» **Exercise directions**: Output the material exactly, but drop every image it holds.

Data records
★ ★ ★ ★ ★ ★ ★

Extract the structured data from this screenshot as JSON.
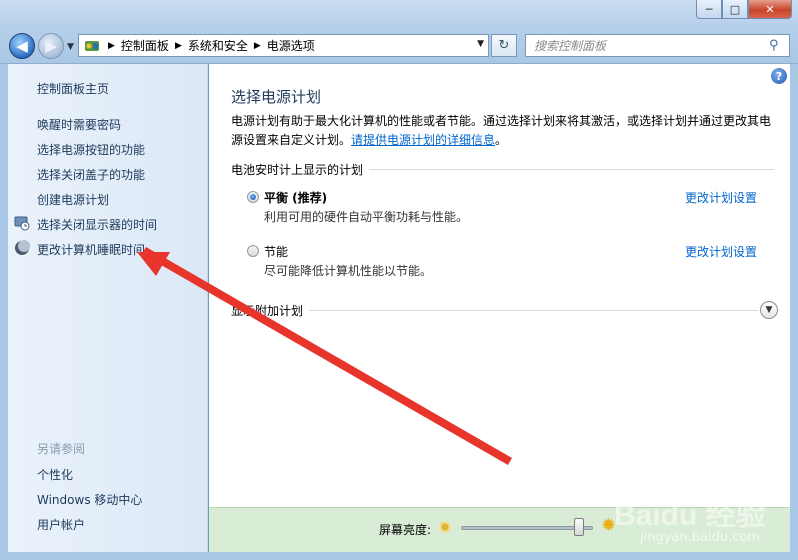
{
  "window": {
    "minimize": "─",
    "maximize": "□",
    "close": "✕"
  },
  "address": {
    "crumbs": [
      "控制面板",
      "系统和安全",
      "电源选项"
    ]
  },
  "search": {
    "placeholder": "搜索控制面板"
  },
  "sidebar": {
    "home": "控制面板主页",
    "items": [
      {
        "label": "唤醒时需要密码",
        "icon": ""
      },
      {
        "label": "选择电源按钮的功能",
        "icon": ""
      },
      {
        "label": "选择关闭盖子的功能",
        "icon": ""
      },
      {
        "label": "创建电源计划",
        "icon": ""
      },
      {
        "label": "选择关闭显示器的时间",
        "icon": "monitor-clock-icon"
      },
      {
        "label": "更改计算机睡眠时间",
        "icon": "moon-icon"
      }
    ],
    "see_also_title": "另请参阅",
    "see_also": [
      "个性化",
      "Windows 移动中心",
      "用户帐户"
    ]
  },
  "main": {
    "title": "选择电源计划",
    "description": "电源计划有助于最大化计算机的性能或者节能。通过选择计划来将其激活，或选择计划并通过更改其电源设置来自定义计划。",
    "description_link": "请提供电源计划的详细信息",
    "description_end": "。",
    "group_label": "电池安时计上显示的计划",
    "plans": [
      {
        "name": "平衡 (推荐)",
        "desc": "利用可用的硬件自动平衡功耗与性能。",
        "selected": true,
        "link": "更改计划设置"
      },
      {
        "name": "节能",
        "desc": "尽可能降低计算机性能以节能。",
        "selected": false,
        "link": "更改计划设置"
      }
    ],
    "more_plans": "显示附加计划"
  },
  "brightness": {
    "label": "屏幕亮度:",
    "level_percent": 93
  },
  "watermark": {
    "brand": "Baidu 经验",
    "url": "jingyan.baidu.com"
  },
  "colors": {
    "accent_link": "#0066cc",
    "arrow": "#e8352b"
  }
}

★ ★ ★ ★ ★ ★ ★

» **Solution to this exercise**:
Extract the structured data from this screenshot as JSON.
{
  "window": {
    "minimize": "─",
    "maximize": "□",
    "close": "✕"
  },
  "address": {
    "crumbs": [
      "控制面板",
      "系统和安全",
      "电源选项"
    ]
  },
  "search": {
    "placeholder": "搜索控制面板"
  },
  "sidebar": {
    "home": "控制面板主页",
    "items": [
      {
        "label": "唤醒时需要密码",
        "icon": ""
      },
      {
        "label": "选择电源按钮的功能",
        "icon": ""
      },
      {
        "label": "选择关闭盖子的功能",
        "icon": ""
      },
      {
        "label": "创建电源计划",
        "icon": ""
      },
      {
        "label": "选择关闭显示器的时间",
        "icon": "monitor-clock-icon"
      },
      {
        "label": "更改计算机睡眠时间",
        "icon": "moon-icon"
      }
    ],
    "see_also_title": "另请参阅",
    "see_also": [
      "个性化",
      "Windows 移动中心",
      "用户帐户"
    ]
  },
  "main": {
    "title": "选择电源计划",
    "description": "电源计划有助于最大化计算机的性能或者节能。通过选择计划来将其激活，或选择计划并通过更改其电源设置来自定义计划。",
    "description_link": "请提供电源计划的详细信息",
    "description_end": "。",
    "group_label": "电池安时计上显示的计划",
    "plans": [
      {
        "name": "平衡 (推荐)",
        "desc": "利用可用的硬件自动平衡功耗与性能。",
        "selected": true,
        "link": "更改计划设置"
      },
      {
        "name": "节能",
        "desc": "尽可能降低计算机性能以节能。",
        "selected": false,
        "link": "更改计划设置"
      }
    ],
    "more_plans": "显示附加计划"
  },
  "brightness": {
    "label": "屏幕亮度:",
    "level_percent": 93
  },
  "watermark": {
    "brand": "Baidu 经验",
    "url": "jingyan.baidu.com"
  },
  "colors": {
    "accent_link": "#0066cc",
    "arrow": "#e8352b"
  }
}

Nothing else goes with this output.